■ DIRECTIVE
Filter out everything except lines holding "όρια".

■ PROVIDED INFORMATION

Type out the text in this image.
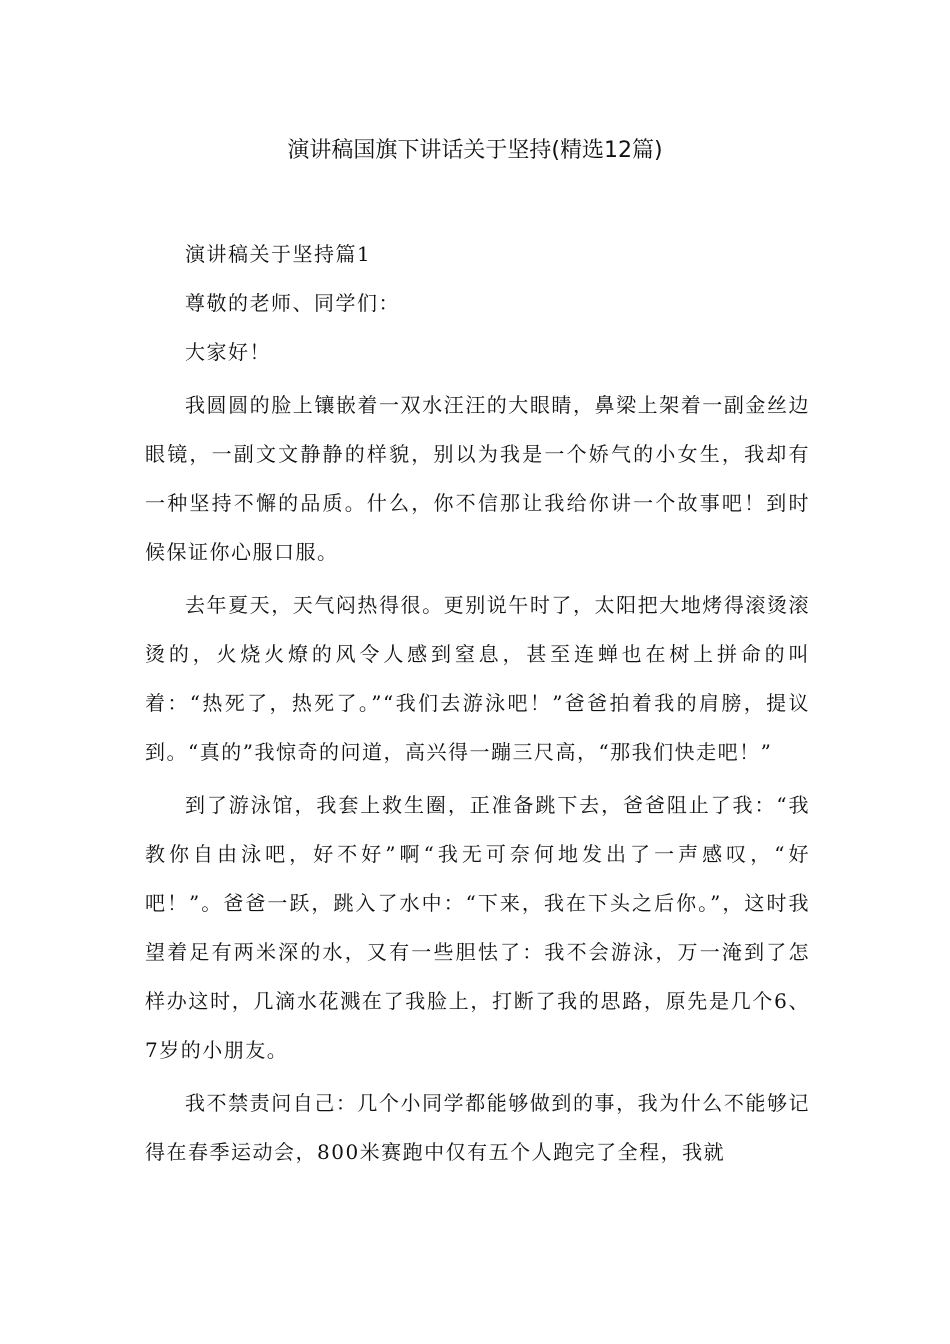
演讲稿国旗下讲话关于坚持(精选12篇)

演讲稿关于坚持篇1

尊敬的老师、同学们：

大家好！

我圆圆的脸上镶嵌着一双水汪汪的大眼睛，鼻梁上架着一副金丝边眼镜，一副文文静静的样貌，别以为我是一个娇气的小女生，我却有一种坚持不懈的品质。什么，你不信那让我给你讲一个故事吧！到时候保证你心服口服。

去年夏天，天气闷热得很。更别说午时了，太阳把大地烤得滚烫滚烫的，火烧火燎的风令人感到窒息，甚至连蝉也在树上拼命的叫着：“热死了，热死了。”“我们去游泳吧！”爸爸拍着我的肩膀，提议到。“真的”我惊奇的问道，高兴得一蹦三尺高，“那我们快走吧！”

到了游泳馆，我套上救生圈，正准备跳下去，爸爸阻止了我：“我教你自由泳吧，好不好”啊“我无可奈何地发出了一声感叹，“好吧！”。爸爸一跃，跳入了水中：“下来，我在下头之后你。”，这时我望着足有两米深的水，又有一些胆怯了：我不会游泳，万一淹到了怎样办这时，几滴水花溅在了我脸上，打断了我的思路，原先是几个6、7岁的小朋友。

我不禁责问自己：几个小同学都能够做到的事，我为什么不能够记得在春季运动会，800米赛跑中仅有五个人跑完了全程，我就
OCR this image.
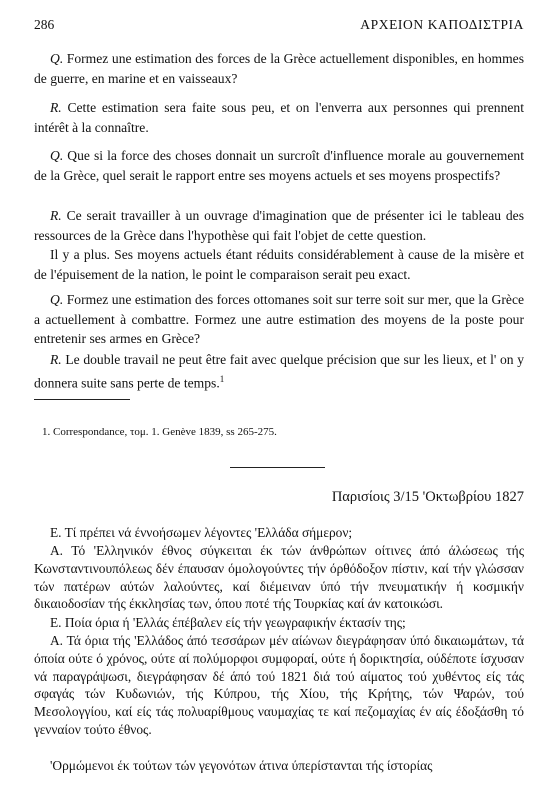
286	ΑΡΧΕΙΟΝ ΚΑΠΟΔΙΣΤΡΙΑ

Q. Formez une estimation des forces de la Grèce actuellement disponibles, en hommes de guerre, en marine et en vaisseaux?

R. Cette estimation sera faite sous peu, et on l'enverra aux personnes qui prennent intérêt à la connaître.

Q. Que si la force des choses donnait un surcroît d'influence morale au gouvernement de la Grèce, quel serait le rapport entre ses moyens actuels et ses moyens prospectifs?

R. Ce serait travailler à un ouvrage d'imagination que de présenter ici le tableau des ressources de la Grèce dans l'hypothèse qui fait l'objet de cette question.

Il y a plus. Ses moyens actuels étant réduits considérablement à cause de la misère et de l'épuisement de la nation, le point le comparaison serait peu exact.

Q. Formez une estimation des forces ottomanes soit sur terre soit sur mer, que la Grèce a actuellement à combattre. Formez une autre estimation des moyens de la poste pour entretenir ses armes en Grèce?

R. Le double travail ne peut être fait avec quelque précision que sur les lieux, et l' on y donnera suite sans perte de temps.$^1$

1. Correspondance, τομ. 1. Genève 1839, ss 265-275.
Παρισίοις 3/15 'Οκτωβρίου 1827

Ε. Τί πρέπει νά έννοήσωμεν λέγοντες 'Ελλάδα σήμερον;

Α. Τό 'Ελληνικόν έθνος σύγκειται έκ τών άνθρώπων οίτινες άπό άλώσεως τής Κωνσταντινουπόλεως δέν έπαυσαν όμολογούντες τήν όρθόδοξον πίστιν, καί τήν γλώσσαν τών πατέρων αύτών λαλούντες, καί διέμειναν ύπό τήν πνευματικήν ή κοσμικήν δικαιοδοσίαν τής έκκλησίας των, όπου ποτέ τής Τουρκίας καί άν κατοικώσι.

Ε. Ποία όρια ή 'Ελλάς έπέβαλεν είς τήν γεωγραφικήν έκτασίν της;

Α. Τά όρια τής 'Ελλάδος άπό τεσσάρων μέν αίώνων διεγράφησαν ύπό δικαιωμάτων, τά όποία ούτε ό χρόνος, ούτε αί πολύμορφοι συμφοραί, ούτε ή δορικτησία, ούδέποτε ίσχυσαν νά παραγράψωσι, διεγράφησαν δέ άπό τού 1821 διά τού αίματος τού χυθέντος είς τάς σφαγάς τών Κυδωνιών, τής Κύπρου, τής Χίου, τής Κρήτης, τών Ψαρών, τού Μεσολογγίου, καί είς τάς πολυαρίθμους ναυμαχίας τε καί πεζομαχίας έν αίς έδοξάσθη τό γενναίον τούτο έθνος.

'Ορμώμενοι έκ τούτων τών γεγονότων άτινα ύπερίστανται τής ίστορίας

■ ANSWER TO THE TASK
Ε. Ποία όρια ή 'Ελλάς έπέβαλεν είς τήν γεωγραφικήν έκτασίν της;
Α. Τά όρια τής 'Ελλάδος άπό τεσσάρων μέν αίώνων διεγράφησαν ύπό δικαιωμάτων, τά όποία ούτε ό χρόνος, ούτε αί πολύμορφοι συμφοραί, ούτε ή δορικτησία, ούδέποτε ίσχυσαν νά παραγράψωσι, διεγράφησαν δέ άπό τού 1821 διά τού αίματος τού χυθέντος είς τάς σφαγάς τών Κυδωνιών, τής Κύπρου, τής Χίου, τής Κρήτης, τών Ψαρών, τού Μεσολογγίου, καί είς τάς πολυαρίθμους ναυμαχίας τε καί πεζομαχίας έν αίς έδοξάσθη τό γενναίον τούτο έθνος.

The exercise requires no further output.